Answer with a number only: how many lines of the data contain "自我鉴定毕业生登记表学生"?

Extracted data entries
-------

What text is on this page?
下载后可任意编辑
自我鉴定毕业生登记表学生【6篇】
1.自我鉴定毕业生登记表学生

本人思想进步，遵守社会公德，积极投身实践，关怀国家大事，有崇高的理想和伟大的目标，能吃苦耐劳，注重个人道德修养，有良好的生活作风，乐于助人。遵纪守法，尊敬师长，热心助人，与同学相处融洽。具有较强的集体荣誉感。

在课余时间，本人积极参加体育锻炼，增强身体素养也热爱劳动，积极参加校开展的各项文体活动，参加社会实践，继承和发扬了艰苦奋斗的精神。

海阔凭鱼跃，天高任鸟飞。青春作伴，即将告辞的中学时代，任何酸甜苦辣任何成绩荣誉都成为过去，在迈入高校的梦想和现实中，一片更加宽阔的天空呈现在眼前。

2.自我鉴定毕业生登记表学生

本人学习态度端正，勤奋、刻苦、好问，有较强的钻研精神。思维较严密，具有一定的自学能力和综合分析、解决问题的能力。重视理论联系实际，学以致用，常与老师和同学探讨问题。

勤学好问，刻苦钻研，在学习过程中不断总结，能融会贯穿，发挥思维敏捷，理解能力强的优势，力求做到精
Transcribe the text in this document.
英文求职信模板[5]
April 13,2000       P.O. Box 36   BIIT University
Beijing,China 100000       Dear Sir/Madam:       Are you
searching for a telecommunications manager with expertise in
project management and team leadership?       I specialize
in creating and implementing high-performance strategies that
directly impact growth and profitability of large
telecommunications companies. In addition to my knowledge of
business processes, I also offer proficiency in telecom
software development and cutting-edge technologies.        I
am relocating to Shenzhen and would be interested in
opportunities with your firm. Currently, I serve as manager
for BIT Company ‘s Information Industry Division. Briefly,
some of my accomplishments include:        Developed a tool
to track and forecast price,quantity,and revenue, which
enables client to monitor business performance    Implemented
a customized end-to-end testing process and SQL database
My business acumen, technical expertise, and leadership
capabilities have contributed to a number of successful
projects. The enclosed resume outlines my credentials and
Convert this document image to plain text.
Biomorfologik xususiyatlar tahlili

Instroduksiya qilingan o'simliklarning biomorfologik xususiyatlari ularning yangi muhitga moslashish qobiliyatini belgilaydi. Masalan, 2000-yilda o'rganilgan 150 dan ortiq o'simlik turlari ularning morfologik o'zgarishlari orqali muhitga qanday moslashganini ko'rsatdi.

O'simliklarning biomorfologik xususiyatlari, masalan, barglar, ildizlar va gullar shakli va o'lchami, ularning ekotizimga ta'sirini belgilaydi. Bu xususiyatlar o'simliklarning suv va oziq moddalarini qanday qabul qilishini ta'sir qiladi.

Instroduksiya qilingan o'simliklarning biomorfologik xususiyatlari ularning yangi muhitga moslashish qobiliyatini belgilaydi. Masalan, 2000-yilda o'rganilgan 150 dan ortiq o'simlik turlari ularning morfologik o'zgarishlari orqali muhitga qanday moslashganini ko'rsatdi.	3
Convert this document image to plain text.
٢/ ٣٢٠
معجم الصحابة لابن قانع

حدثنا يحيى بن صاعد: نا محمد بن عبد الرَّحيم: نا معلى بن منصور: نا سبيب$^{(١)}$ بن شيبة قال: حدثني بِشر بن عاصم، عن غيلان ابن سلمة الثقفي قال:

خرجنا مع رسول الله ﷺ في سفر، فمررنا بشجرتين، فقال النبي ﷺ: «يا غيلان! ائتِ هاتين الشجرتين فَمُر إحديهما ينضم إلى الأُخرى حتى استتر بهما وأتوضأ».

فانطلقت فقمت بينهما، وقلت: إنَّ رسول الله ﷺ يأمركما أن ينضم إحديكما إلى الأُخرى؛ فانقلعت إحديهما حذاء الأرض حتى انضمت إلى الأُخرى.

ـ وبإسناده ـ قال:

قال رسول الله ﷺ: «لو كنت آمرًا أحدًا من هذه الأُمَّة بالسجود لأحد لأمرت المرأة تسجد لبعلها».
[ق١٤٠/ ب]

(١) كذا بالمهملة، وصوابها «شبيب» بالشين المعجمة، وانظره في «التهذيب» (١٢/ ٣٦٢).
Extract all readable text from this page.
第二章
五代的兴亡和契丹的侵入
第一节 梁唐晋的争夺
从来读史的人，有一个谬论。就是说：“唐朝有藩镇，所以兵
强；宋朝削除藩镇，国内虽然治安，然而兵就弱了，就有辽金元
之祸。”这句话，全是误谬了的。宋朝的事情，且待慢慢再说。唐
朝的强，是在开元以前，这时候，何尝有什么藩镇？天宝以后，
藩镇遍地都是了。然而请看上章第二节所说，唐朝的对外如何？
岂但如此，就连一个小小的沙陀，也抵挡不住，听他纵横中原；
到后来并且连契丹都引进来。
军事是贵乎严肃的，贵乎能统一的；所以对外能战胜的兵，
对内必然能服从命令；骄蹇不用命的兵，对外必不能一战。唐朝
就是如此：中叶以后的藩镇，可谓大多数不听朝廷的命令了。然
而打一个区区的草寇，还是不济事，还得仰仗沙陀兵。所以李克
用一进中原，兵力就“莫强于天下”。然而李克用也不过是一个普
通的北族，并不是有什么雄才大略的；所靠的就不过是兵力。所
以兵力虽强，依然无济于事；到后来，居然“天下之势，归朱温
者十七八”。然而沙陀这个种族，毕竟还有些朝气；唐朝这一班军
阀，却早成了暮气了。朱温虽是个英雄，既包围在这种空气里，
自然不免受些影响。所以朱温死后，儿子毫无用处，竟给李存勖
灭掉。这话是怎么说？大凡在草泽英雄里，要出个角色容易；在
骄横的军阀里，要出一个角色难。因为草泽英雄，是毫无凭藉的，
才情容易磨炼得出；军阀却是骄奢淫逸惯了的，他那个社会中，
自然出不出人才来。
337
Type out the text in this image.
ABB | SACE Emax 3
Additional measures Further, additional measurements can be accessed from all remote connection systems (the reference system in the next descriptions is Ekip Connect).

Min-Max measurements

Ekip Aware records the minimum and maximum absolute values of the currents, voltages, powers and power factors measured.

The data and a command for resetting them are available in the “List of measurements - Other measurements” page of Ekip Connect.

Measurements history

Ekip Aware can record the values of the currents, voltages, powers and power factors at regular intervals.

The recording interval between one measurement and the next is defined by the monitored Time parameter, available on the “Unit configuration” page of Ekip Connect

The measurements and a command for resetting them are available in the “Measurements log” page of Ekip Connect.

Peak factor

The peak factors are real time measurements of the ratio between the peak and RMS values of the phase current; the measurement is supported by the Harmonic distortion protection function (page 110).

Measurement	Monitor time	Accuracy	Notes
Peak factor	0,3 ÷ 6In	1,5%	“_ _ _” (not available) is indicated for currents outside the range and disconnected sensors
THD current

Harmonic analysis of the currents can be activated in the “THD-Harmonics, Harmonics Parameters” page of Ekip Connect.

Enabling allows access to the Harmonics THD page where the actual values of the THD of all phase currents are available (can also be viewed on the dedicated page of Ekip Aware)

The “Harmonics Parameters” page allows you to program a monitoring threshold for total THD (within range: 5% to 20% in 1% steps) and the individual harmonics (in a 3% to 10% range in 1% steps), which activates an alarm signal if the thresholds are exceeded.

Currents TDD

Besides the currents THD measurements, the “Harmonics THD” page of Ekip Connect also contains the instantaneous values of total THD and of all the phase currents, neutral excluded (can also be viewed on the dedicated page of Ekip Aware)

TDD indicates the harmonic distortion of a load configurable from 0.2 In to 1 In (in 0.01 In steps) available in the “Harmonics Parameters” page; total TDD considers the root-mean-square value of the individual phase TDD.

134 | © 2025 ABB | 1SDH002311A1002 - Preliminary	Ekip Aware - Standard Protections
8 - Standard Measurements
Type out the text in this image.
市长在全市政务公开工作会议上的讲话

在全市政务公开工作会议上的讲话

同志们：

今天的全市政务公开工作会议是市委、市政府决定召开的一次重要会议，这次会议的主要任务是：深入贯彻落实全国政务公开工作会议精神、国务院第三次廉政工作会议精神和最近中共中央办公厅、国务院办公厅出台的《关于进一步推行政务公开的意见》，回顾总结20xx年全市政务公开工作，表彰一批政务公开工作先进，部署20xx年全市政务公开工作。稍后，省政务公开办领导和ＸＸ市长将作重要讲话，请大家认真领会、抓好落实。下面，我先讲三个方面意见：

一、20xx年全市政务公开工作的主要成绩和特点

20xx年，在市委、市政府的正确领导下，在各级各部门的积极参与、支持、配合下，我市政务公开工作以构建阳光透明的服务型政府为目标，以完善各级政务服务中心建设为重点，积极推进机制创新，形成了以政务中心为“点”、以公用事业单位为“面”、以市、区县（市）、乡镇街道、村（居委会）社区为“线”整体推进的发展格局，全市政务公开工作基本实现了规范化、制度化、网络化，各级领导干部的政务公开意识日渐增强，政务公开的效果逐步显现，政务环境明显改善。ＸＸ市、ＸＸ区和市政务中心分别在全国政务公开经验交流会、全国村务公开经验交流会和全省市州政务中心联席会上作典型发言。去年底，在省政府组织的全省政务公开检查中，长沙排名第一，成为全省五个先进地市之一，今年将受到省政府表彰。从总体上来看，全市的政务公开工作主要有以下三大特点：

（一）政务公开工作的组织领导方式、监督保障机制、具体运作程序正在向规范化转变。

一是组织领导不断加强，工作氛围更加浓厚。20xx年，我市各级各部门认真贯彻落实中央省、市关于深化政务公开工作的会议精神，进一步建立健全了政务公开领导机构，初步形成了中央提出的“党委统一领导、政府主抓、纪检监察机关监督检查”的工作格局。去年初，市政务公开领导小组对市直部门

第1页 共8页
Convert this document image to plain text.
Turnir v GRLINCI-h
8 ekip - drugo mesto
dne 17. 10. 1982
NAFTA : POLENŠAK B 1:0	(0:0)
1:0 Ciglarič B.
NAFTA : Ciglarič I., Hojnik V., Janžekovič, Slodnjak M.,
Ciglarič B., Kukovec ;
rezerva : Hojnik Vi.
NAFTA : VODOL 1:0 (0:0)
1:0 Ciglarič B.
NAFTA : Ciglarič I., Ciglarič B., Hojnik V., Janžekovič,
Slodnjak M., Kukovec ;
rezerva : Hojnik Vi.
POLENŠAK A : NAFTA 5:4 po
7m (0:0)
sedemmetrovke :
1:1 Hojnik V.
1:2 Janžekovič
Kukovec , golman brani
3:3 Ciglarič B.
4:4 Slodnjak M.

-------

> Written solution
3